WHAT THIS TASK INVOLVES => Return a copy of each line that holds the string "ylabel".

-- START WORKING DATA --

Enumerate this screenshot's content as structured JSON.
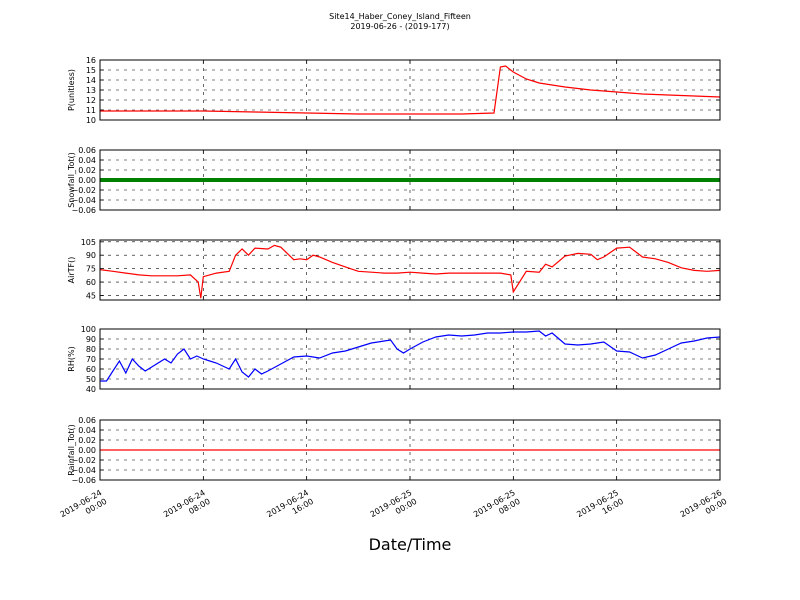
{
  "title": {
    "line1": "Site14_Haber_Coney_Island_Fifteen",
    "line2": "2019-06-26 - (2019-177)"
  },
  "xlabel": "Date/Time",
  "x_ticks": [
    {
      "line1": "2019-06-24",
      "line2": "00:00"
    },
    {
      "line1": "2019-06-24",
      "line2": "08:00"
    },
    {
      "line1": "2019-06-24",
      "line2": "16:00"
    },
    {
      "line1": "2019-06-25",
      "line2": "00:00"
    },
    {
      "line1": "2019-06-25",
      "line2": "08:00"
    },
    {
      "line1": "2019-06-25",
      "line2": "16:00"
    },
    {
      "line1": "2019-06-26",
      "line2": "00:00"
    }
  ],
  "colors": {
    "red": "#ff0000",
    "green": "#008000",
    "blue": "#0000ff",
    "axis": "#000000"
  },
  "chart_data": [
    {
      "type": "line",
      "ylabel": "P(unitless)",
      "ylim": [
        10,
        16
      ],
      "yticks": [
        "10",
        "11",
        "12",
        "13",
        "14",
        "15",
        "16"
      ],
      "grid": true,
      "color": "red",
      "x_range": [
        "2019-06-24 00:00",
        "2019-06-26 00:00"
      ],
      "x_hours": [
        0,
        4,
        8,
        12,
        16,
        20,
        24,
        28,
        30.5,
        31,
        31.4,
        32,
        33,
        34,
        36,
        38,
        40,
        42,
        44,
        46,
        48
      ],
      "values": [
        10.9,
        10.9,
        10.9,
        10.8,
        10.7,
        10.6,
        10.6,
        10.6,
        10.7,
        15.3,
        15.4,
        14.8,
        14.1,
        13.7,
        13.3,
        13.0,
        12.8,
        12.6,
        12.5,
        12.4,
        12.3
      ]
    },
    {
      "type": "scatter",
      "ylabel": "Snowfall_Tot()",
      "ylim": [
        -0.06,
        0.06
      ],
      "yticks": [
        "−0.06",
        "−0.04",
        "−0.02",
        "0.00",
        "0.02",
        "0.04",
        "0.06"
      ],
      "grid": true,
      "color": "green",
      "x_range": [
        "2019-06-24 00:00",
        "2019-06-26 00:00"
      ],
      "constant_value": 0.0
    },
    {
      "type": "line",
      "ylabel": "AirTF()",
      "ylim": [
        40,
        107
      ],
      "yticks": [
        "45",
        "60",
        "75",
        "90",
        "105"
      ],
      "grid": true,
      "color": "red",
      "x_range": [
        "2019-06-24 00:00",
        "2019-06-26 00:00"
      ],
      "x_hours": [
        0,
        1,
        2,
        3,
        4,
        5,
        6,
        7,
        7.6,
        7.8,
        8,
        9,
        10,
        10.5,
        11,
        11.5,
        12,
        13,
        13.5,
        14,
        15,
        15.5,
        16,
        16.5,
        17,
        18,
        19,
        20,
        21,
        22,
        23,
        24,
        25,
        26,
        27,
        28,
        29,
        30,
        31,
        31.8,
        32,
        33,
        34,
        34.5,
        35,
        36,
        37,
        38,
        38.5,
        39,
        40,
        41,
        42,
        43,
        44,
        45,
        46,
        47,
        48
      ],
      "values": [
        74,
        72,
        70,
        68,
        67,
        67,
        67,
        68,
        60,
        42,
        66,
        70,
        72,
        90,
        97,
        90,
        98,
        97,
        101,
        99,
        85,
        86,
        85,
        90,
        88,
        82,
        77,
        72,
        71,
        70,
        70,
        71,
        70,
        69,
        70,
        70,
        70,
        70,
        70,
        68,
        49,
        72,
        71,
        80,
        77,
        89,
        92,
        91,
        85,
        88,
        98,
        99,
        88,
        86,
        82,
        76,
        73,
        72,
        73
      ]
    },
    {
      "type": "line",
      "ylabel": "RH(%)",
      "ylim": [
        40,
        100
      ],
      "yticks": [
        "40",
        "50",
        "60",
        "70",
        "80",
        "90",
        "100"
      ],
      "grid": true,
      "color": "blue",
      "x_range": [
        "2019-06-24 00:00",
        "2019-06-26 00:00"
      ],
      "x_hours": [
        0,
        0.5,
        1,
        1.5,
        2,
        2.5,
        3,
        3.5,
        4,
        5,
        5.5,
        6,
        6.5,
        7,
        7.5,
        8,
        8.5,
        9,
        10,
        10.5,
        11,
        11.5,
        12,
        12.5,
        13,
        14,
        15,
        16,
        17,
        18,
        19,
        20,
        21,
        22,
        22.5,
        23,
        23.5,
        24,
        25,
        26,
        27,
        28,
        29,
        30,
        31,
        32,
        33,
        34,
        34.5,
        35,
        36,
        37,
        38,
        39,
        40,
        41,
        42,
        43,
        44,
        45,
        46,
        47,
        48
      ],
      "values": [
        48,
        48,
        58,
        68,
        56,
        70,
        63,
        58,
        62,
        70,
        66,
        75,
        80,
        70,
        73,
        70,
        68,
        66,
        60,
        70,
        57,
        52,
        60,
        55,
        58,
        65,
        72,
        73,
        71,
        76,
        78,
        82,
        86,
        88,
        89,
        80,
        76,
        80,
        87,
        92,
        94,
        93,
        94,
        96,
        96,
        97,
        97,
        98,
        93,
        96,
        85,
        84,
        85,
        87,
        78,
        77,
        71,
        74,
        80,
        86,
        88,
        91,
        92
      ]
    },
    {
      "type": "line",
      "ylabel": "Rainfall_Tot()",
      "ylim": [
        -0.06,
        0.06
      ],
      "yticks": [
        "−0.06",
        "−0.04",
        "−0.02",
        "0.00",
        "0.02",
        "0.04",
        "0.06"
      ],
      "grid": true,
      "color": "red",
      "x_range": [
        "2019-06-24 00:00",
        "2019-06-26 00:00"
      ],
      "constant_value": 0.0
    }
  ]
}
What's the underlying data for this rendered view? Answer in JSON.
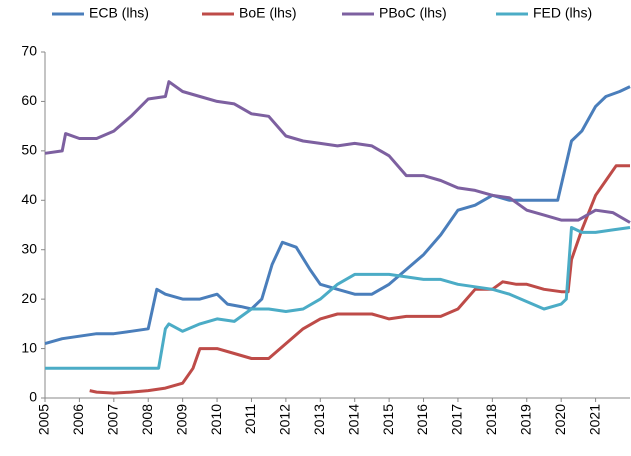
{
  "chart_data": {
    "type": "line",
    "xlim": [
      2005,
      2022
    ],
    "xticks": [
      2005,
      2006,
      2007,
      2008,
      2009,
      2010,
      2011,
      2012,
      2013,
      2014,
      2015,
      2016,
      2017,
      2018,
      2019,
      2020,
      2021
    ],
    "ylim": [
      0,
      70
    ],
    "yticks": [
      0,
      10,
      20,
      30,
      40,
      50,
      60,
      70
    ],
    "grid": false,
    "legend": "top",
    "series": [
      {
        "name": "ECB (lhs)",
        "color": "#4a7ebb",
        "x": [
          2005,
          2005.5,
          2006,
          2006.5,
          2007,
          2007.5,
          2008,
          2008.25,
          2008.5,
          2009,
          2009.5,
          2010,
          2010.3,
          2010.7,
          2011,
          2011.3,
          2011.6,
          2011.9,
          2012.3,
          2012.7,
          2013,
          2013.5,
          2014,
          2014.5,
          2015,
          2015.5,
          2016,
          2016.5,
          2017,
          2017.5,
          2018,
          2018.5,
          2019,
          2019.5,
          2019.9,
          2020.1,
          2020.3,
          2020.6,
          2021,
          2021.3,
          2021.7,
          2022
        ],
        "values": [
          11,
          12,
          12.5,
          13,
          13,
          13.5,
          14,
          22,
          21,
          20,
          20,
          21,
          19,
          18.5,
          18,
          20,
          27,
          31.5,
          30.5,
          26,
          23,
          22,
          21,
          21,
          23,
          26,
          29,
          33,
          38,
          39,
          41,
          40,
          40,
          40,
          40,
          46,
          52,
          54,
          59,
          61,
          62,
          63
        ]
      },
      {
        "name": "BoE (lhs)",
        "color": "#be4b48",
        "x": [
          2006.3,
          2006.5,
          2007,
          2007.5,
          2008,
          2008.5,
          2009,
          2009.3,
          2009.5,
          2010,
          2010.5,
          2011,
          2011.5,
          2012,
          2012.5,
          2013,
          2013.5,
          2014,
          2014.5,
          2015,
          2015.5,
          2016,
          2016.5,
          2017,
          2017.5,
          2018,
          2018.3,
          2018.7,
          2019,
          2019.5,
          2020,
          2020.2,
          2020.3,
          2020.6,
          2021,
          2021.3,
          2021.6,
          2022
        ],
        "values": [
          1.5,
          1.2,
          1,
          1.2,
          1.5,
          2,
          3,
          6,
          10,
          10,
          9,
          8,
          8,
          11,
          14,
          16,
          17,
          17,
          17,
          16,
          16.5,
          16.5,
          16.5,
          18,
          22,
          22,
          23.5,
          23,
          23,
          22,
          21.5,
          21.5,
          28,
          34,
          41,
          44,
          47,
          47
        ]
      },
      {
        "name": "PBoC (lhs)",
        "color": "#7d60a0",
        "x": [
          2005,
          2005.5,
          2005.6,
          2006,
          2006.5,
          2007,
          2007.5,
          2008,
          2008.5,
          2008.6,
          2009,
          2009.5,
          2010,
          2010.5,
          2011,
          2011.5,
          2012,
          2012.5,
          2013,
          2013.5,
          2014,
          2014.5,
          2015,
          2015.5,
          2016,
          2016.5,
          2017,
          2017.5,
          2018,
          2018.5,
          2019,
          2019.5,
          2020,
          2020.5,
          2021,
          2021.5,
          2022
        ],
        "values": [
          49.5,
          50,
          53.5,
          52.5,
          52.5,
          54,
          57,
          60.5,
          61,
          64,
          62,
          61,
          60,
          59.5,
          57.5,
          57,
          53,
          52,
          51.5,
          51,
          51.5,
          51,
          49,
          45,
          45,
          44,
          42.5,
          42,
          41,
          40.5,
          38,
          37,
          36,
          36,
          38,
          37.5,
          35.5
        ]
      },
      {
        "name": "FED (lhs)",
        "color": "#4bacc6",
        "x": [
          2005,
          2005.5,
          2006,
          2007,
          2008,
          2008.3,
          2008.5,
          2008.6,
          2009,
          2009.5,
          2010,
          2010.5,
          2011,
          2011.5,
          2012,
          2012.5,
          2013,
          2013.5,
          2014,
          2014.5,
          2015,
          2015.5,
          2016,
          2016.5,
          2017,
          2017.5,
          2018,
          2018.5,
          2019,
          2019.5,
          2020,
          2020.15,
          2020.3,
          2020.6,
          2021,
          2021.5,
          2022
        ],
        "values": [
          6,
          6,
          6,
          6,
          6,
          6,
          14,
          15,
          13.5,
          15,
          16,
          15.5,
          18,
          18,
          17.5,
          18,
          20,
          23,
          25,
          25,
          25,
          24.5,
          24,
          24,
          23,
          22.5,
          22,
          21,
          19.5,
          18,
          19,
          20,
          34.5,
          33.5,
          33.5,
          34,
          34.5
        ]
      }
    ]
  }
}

-- END WORKING DATA --

THE REPLY =>
      "ylabel": "P(unitless)",
      "ylabel": "Snowfall_Tot()",
      "ylabel": "AirTF()",
      "ylabel": "RH(%)",
      "ylabel": "Rainfall_Tot()",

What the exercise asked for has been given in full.